Goal ->
Check each line for the string "étab". Give only the count of lines that have it.
== The data ==
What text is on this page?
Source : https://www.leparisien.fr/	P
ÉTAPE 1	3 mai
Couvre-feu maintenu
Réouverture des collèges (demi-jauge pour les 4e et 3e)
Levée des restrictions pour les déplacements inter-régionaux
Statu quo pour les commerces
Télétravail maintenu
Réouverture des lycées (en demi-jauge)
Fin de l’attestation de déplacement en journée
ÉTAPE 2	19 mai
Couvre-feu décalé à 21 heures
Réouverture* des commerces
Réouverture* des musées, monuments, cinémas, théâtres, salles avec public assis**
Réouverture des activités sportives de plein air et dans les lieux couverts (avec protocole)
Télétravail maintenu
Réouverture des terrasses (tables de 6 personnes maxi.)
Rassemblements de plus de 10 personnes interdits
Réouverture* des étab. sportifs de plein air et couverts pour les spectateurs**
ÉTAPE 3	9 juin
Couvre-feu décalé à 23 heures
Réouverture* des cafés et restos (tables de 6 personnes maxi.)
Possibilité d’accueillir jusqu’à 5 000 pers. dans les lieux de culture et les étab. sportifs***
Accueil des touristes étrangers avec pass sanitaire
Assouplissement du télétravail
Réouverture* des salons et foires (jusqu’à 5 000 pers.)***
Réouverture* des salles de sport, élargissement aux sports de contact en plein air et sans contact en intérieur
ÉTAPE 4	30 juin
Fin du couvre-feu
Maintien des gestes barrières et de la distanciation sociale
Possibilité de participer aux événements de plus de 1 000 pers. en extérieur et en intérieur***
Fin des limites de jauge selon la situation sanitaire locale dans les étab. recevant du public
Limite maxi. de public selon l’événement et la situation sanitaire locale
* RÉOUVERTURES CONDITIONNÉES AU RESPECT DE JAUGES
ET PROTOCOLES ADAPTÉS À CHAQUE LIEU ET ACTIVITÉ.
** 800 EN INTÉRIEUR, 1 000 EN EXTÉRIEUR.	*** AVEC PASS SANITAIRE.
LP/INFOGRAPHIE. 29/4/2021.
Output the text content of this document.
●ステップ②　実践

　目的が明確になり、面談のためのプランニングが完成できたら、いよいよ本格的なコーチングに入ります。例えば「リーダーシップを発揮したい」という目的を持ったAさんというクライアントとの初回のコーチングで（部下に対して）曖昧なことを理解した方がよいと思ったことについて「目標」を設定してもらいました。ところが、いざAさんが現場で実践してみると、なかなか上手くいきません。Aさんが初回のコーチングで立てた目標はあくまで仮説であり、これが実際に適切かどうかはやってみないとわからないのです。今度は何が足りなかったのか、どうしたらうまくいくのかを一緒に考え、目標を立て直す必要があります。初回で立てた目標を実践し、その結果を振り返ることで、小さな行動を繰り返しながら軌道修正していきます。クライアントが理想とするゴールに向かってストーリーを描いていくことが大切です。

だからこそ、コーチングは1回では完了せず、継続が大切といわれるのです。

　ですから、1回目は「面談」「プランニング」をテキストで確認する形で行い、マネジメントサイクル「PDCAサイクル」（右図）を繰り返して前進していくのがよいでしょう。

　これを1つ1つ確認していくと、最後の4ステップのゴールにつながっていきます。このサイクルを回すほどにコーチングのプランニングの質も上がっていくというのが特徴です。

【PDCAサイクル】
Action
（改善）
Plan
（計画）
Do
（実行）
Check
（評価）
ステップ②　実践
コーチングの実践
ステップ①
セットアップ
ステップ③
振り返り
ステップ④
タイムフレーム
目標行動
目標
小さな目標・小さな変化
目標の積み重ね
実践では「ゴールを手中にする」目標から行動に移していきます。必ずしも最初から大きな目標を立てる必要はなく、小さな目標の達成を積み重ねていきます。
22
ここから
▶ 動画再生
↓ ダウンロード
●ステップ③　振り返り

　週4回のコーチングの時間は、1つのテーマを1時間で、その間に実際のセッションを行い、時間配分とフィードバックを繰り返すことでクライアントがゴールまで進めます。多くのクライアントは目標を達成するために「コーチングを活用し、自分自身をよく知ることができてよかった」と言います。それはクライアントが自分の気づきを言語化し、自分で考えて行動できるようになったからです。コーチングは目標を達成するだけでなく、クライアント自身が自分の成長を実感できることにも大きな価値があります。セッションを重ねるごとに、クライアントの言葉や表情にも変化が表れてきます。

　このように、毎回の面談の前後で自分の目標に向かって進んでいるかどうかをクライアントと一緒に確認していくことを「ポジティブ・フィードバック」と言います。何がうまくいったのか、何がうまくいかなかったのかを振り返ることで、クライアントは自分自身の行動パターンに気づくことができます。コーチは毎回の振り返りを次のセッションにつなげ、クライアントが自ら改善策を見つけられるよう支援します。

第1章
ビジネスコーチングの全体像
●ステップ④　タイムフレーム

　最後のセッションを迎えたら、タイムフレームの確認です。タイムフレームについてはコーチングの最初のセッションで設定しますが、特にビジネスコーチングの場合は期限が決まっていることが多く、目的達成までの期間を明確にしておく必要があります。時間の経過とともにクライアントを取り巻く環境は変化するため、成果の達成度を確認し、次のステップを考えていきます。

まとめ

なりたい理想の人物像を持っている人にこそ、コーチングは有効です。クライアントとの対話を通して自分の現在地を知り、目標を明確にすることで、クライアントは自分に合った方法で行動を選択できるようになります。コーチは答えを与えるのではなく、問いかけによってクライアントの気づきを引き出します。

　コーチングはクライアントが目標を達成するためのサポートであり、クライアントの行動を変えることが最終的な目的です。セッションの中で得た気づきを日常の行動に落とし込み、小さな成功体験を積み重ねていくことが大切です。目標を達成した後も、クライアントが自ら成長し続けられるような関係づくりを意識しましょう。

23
===
Task response ->
3